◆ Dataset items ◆
====
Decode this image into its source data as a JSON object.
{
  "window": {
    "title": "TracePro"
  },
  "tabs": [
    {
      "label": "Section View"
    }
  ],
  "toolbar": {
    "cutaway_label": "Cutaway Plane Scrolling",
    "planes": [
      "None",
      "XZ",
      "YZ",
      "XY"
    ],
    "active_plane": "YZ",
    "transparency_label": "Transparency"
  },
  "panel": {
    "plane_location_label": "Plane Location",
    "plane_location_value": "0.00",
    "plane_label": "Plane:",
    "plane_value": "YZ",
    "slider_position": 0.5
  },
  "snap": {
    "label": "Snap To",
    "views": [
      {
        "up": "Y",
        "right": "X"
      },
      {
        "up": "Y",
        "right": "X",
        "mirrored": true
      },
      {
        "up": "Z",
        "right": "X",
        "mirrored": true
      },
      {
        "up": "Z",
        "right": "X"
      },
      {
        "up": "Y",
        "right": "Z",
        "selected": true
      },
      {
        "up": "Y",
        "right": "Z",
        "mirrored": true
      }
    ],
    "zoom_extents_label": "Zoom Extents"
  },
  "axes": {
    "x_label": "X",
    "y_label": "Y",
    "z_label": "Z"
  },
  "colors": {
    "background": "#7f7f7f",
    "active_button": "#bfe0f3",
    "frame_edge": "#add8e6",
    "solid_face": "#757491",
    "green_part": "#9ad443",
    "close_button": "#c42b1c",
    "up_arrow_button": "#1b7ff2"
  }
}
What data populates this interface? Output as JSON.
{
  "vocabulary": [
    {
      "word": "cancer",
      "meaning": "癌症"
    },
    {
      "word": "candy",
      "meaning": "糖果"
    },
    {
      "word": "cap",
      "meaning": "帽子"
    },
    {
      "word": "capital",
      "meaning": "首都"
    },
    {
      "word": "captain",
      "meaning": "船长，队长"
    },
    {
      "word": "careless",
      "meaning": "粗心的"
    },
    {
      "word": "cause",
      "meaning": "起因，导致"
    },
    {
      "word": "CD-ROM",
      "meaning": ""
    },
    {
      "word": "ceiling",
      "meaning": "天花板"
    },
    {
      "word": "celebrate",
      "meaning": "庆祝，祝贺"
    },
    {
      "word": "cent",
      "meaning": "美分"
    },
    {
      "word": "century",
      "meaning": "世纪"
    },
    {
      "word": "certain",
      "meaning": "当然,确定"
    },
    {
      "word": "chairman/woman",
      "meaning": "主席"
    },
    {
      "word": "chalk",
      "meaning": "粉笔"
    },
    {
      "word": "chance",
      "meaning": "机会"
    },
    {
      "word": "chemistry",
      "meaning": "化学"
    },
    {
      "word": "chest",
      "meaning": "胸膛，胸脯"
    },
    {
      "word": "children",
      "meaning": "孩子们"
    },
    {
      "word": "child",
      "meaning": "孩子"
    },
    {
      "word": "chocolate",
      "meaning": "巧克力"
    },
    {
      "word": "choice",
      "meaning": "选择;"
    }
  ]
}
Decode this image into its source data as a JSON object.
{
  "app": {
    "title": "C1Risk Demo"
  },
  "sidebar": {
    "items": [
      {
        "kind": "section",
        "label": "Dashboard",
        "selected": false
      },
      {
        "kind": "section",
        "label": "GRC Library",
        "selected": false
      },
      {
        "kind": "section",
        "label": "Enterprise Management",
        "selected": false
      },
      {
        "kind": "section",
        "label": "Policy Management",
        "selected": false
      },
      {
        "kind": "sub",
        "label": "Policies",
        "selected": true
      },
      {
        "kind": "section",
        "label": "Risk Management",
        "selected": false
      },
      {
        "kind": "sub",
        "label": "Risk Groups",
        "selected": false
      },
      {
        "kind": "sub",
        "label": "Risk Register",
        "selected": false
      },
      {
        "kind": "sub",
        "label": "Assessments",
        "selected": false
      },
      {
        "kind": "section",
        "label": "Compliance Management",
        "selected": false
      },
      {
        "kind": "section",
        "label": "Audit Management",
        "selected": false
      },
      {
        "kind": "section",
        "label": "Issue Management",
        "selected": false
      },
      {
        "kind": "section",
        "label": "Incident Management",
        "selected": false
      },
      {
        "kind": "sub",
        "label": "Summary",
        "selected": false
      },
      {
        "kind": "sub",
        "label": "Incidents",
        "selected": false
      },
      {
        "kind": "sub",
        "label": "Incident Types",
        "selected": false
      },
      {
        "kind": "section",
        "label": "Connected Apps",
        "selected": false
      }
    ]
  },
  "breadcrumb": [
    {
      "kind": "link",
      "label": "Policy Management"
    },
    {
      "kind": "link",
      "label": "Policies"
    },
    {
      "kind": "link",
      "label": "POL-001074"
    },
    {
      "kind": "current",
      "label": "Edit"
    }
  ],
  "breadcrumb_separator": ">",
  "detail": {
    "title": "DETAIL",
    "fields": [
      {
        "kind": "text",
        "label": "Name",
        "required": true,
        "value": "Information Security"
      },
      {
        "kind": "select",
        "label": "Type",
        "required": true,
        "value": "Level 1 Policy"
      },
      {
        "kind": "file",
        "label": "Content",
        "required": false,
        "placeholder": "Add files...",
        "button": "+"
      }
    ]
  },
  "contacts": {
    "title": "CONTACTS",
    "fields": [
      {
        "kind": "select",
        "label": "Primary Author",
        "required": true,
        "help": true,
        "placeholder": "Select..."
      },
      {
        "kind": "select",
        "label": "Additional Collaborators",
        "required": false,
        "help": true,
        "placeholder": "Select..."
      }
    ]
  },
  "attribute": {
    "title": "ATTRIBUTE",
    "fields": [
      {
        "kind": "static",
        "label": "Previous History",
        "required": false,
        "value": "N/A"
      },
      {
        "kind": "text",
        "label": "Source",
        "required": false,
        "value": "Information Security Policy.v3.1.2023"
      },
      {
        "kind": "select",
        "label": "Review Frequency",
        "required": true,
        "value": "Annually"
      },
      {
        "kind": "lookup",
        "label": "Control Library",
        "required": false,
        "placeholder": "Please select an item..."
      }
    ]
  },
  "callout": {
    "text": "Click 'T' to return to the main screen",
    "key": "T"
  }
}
====
◆ Set exercise ◆
From the data above, show each line that contains "title".

◆ Answer to the exercise ◆
    "title": "TracePro"
    "title": "C1Risk Demo"
    "title": "DETAIL",
    "title": "CONTACTS",
    "title": "ATTRIBUTE",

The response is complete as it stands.